# [PROBLEM TO WORK ON]
Quote verbatim the stretch of rows from the first one through the row containing "The air 15 is at (546, 304).", including both ends.

(Some rows)
☆ ☆ ☆
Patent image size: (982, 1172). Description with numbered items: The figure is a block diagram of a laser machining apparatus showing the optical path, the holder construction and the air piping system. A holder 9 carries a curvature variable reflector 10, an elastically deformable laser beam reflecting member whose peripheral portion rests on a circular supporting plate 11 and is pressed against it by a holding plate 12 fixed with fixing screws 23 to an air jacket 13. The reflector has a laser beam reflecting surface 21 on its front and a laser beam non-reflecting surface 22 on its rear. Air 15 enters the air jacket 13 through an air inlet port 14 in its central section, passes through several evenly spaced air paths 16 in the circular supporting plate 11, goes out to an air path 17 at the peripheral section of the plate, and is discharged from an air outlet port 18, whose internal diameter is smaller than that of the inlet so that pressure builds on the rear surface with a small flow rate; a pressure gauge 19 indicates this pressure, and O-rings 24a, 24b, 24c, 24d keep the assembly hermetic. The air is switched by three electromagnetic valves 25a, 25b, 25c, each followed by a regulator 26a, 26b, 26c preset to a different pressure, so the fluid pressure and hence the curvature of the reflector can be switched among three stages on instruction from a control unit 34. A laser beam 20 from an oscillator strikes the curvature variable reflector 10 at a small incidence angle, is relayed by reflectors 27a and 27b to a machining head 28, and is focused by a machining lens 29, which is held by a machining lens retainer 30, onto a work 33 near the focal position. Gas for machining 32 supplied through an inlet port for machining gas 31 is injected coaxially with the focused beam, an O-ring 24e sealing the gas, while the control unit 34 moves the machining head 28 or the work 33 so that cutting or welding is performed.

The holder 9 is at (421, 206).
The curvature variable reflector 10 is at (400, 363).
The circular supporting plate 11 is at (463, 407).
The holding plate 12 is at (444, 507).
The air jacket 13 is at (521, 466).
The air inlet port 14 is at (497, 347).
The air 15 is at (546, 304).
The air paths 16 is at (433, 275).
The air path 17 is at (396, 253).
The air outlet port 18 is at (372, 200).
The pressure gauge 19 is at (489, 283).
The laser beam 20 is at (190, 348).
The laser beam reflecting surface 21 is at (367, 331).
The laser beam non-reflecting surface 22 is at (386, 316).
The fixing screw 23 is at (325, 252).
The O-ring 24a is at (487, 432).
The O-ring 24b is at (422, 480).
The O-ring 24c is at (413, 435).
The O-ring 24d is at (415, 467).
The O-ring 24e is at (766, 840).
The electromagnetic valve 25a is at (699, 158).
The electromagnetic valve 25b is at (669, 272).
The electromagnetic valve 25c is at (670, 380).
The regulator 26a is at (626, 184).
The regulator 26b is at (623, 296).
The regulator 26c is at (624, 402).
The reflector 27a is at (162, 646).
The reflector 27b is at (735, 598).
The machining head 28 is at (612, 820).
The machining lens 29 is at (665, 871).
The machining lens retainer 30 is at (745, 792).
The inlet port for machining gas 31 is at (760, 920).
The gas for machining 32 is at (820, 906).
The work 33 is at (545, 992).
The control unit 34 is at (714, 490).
☆ ☆ ☆
# [CORRECT RESULT]
Patent image size: (982, 1172). Description with numbered items: The figure is a block diagram of a laser machining apparatus showing the optical path, the holder construction and the air piping system. A holder 9 carries a curvature variable reflector 10, an elastically deformable laser beam reflecting member whose peripheral portion rests on a circular supporting plate 11 and is pressed against it by a holding plate 12 fixed with fixing screws 23 to an air jacket 13. The reflector has a laser beam reflecting surface 21 on its front and a laser beam non-reflecting surface 22 on its rear. Air 15 enters the air jacket 13 through an air inlet port 14 in its central section, passes through several evenly spaced air paths 16 in the circular supporting plate 11, goes out to an air path 17 at the peripheral section of the plate, and is discharged from an air outlet port 18, whose internal diameter is smaller than that of the inlet so that pressure builds on the rear surface with a small flow rate; a pressure gauge 19 indicates this pressure, and O-rings 24a, 24b, 24c, 24d keep the assembly hermetic. The air is switched by three electromagnetic valves 25a, 25b, 25c, each followed by a regulator 26a, 26b, 26c preset to a different pressure, so the fluid pressure and hence the curvature of the reflector can be switched among three stages on instruction from a control unit 34. A laser beam 20 from an oscillator strikes the curvature variable reflector 10 at a small incidence angle, is relayed by reflectors 27a and 27b to a machining head 28, and is focused by a machining lens 29, which is held by a machining lens retainer 30, onto a work 33 near the focal position. Gas for machining 32 supplied through an inlet port for machining gas 31 is injected coaxially with the focused beam, an O-ring 24e sealing the gas, while the control unit 34 moves the machining head 28 or the work 33 so that cutting or welding is performed.

The holder 9 is at (421, 206).
The curvature variable reflector 10 is at (400, 363).
The circular supporting plate 11 is at (463, 407).
The holding plate 12 is at (444, 507).
The air jacket 13 is at (521, 466).
The air inlet port 14 is at (497, 347).
The air 15 is at (546, 304).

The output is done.